* **DATA ENTRIES**
>> Begin

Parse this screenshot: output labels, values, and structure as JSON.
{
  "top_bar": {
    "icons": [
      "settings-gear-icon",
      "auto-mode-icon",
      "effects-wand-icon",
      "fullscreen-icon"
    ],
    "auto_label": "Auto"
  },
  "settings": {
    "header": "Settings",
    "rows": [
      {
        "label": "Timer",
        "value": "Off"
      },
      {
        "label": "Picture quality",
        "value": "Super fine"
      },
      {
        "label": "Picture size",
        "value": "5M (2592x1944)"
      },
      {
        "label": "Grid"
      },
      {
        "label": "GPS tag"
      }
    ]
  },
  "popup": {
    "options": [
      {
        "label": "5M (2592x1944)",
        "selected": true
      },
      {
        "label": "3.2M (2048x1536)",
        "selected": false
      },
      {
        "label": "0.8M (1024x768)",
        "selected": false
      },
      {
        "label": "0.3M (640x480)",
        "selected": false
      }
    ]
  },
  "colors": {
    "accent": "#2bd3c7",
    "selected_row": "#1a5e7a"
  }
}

>> End

* **WHAT IS REQUIRED**
Please reproduce each record precisely as written.

* **FINAL ANSWER**
Parse this screenshot: output labels, values, and structure as JSON.
{
  "top_bar": {
    "icons": [
      "settings-gear-icon",
      "auto-mode-icon",
      "effects-wand-icon",
      "fullscreen-icon"
    ],
    "auto_label": "Auto"
  },
  "settings": {
    "header": "Settings",
    "rows": [
      {
        "label": "Timer",
        "value": "Off"
      },
      {
        "label": "Picture quality",
        "value": "Super fine"
      },
      {
        "label": "Picture size",
        "value": "5M (2592x1944)"
      },
      {
        "label": "Grid"
      },
      {
        "label": "GPS tag"
      }
    ]
  },
  "popup": {
    "options": [
      {
        "label": "5M (2592x1944)",
        "selected": true
      },
      {
        "label": "3.2M (2048x1536)",
        "selected": false
      },
      {
        "label": "0.8M (1024x768)",
        "selected": false
      },
      {
        "label": "0.3M (640x480)",
        "selected": false
      }
    ]
  },
  "colors": {
    "accent": "#2bd3c7",
    "selected_row": "#1a5e7a"
  }
}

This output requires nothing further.